-- START ENTRIES SUPPLIED --

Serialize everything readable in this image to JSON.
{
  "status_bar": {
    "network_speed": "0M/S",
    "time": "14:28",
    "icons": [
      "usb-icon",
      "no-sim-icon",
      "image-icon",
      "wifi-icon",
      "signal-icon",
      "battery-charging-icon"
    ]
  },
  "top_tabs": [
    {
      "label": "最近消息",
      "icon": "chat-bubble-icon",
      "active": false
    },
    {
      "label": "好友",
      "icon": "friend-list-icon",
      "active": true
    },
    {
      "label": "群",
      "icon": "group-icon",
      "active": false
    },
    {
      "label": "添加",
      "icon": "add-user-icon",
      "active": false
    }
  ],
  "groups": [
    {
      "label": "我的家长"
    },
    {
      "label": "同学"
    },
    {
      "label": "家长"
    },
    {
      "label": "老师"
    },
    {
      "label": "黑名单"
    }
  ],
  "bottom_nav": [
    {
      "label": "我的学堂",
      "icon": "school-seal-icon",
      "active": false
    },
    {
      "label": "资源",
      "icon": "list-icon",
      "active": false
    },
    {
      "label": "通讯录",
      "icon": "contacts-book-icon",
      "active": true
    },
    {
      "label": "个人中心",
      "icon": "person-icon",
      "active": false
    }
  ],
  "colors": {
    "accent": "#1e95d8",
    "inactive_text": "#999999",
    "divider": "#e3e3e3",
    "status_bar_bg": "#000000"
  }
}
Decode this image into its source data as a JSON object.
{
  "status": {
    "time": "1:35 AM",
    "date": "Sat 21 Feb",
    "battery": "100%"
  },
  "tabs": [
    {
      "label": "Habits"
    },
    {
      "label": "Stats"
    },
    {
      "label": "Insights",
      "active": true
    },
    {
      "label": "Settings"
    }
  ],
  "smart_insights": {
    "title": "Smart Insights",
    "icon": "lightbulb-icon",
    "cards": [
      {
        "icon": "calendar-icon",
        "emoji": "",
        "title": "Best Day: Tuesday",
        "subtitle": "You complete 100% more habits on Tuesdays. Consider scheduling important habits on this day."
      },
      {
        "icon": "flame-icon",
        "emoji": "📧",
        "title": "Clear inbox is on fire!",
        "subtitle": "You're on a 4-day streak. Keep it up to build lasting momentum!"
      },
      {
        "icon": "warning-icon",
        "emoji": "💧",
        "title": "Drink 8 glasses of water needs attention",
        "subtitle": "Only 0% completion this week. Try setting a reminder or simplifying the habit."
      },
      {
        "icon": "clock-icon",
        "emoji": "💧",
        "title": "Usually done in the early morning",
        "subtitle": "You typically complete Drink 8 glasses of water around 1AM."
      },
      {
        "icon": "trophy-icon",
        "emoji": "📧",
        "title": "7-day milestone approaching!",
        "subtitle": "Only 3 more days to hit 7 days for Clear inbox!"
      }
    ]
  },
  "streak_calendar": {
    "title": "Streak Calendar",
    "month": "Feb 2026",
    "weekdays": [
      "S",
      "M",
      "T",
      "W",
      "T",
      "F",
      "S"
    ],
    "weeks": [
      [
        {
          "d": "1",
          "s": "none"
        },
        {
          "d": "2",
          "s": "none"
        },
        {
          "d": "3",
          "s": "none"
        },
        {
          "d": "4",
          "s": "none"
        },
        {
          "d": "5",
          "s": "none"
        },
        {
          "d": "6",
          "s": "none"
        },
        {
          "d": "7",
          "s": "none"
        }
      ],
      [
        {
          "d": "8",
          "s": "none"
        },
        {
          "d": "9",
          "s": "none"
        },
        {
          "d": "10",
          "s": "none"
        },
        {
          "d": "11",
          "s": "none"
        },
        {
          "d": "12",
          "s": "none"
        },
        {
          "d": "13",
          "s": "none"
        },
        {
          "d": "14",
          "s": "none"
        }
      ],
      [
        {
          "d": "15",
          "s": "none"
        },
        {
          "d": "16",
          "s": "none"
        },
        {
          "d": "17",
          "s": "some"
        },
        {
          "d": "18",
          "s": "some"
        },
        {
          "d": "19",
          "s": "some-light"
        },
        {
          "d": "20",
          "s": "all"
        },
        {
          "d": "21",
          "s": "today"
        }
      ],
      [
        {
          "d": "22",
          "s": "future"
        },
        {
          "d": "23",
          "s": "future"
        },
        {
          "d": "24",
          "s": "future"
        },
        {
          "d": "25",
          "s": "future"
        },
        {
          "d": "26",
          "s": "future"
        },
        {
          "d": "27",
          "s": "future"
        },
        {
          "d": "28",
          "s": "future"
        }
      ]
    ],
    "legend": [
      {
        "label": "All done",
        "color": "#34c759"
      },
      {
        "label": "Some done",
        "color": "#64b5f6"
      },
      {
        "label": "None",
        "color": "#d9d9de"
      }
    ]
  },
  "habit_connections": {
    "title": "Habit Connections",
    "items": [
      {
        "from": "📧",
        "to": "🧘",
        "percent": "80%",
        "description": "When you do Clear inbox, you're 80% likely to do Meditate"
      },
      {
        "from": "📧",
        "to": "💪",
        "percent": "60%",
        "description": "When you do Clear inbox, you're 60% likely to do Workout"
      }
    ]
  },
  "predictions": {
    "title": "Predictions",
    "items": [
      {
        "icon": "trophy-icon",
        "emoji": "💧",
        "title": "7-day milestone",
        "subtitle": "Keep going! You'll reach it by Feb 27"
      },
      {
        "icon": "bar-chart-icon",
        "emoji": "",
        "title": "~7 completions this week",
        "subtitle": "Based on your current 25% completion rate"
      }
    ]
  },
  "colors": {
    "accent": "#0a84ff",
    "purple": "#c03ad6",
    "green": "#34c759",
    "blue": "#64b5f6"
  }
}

-- END ENTRIES SUPPLIED --

* [EXERCISE BRIEF]: Show every line where the string "Drink" appears.

* [FULL SOLUTION]:
        "title": "Drink 8 glasses of water needs attention",
        "subtitle": "You typically complete Drink 8 glasses of water around 1AM."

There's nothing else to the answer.